Chart and figure data:
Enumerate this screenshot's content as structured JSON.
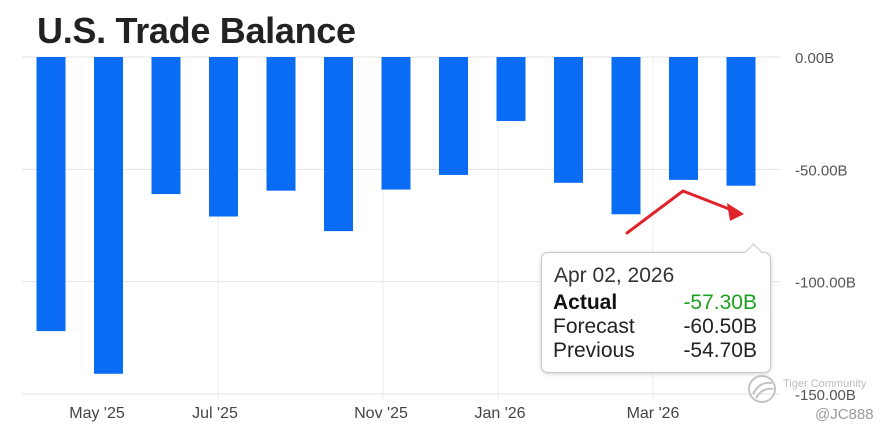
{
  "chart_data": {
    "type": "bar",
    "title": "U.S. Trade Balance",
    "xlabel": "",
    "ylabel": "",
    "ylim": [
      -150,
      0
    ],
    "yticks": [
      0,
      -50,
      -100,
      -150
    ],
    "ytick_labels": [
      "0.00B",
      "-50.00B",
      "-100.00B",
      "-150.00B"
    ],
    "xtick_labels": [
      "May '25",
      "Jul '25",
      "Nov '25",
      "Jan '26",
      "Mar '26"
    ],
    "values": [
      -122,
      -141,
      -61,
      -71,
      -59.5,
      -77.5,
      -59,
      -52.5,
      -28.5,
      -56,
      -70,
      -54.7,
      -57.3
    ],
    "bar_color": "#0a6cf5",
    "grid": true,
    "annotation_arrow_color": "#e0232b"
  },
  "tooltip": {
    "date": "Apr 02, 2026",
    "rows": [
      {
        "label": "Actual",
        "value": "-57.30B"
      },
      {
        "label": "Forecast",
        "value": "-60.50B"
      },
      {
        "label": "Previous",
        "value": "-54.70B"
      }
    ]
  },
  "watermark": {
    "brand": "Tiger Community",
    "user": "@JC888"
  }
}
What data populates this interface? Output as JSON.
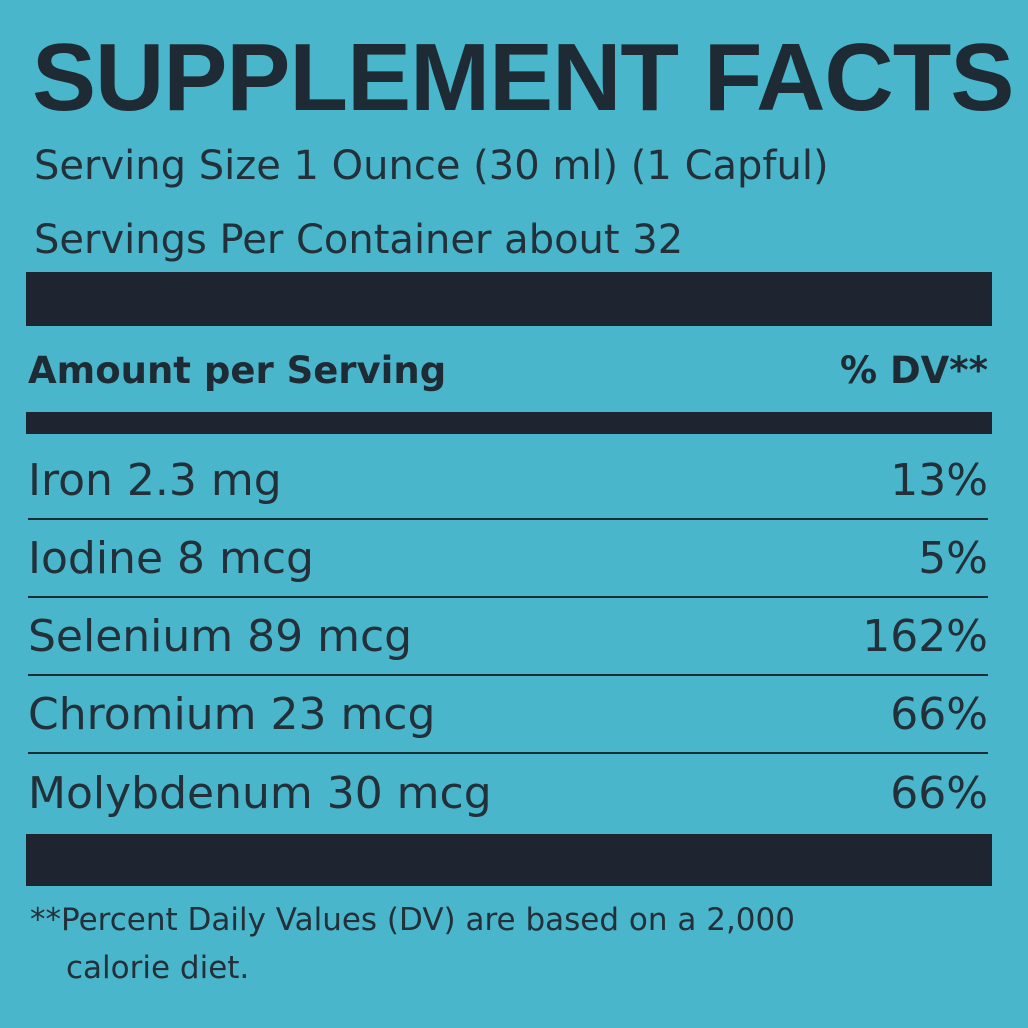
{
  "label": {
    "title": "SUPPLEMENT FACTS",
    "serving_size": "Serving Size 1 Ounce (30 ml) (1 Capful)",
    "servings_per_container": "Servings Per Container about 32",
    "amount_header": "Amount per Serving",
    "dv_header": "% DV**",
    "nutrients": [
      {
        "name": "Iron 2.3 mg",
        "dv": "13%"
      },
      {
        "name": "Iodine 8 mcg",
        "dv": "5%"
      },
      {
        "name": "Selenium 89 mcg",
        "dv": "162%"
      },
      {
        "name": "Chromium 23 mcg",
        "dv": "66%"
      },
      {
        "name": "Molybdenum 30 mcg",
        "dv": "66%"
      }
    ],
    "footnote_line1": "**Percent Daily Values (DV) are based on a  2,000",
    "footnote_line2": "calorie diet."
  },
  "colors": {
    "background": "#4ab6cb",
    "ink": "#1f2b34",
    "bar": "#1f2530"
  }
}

**TASK REQUIREMENTS**
Your task is to retype all the entries exactly and leave out any pictures.

**TASK RESPONSE**
Enumerate this screenshot's content as structured JSON.
{
  "chart_data": {
    "type": "bar",
    "title": "U.S. Trade Balance",
    "xlabel": "",
    "ylabel": "",
    "ylim": [
      -150,
      0
    ],
    "yticks": [
      0,
      -50,
      -100,
      -150
    ],
    "ytick_labels": [
      "0.00B",
      "-50.00B",
      "-100.00B",
      "-150.00B"
    ],
    "xtick_labels": [
      "May '25",
      "Jul '25",
      "Nov '25",
      "Jan '26",
      "Mar '26"
    ],
    "values": [
      -122,
      -141,
      -61,
      -71,
      -59.5,
      -77.5,
      -59,
      -52.5,
      -28.5,
      -56,
      -70,
      -54.7,
      -57.3
    ],
    "bar_color": "#0a6cf5",
    "grid": true,
    "annotation_arrow_color": "#e0232b"
  },
  "tooltip": {
    "date": "Apr 02, 2026",
    "rows": [
      {
        "label": "Actual",
        "value": "-57.30B"
      },
      {
        "label": "Forecast",
        "value": "-60.50B"
      },
      {
        "label": "Previous",
        "value": "-54.70B"
      }
    ]
  },
  "watermark": {
    "brand": "Tiger Community",
    "user": "@JC888"
  }
}
What data populates this interface? Output as JSON.
{
  "label": {
    "title": "SUPPLEMENT FACTS",
    "serving_size": "Serving Size 1 Ounce (30 ml) (1 Capful)",
    "servings_per_container": "Servings Per Container about 32",
    "amount_header": "Amount per Serving",
    "dv_header": "% DV**",
    "nutrients": [
      {
        "name": "Iron 2.3 mg",
        "dv": "13%"
      },
      {
        "name": "Iodine 8 mcg",
        "dv": "5%"
      },
      {
        "name": "Selenium 89 mcg",
        "dv": "162%"
      },
      {
        "name": "Chromium 23 mcg",
        "dv": "66%"
      },
      {
        "name": "Molybdenum 30 mcg",
        "dv": "66%"
      }
    ],
    "footnote_line1": "**Percent Daily Values (DV) are based on a  2,000",
    "footnote_line2": "calorie diet."
  },
  "colors": {
    "background": "#4ab6cb",
    "ink": "#1f2b34",
    "bar": "#1f2530"
  }
}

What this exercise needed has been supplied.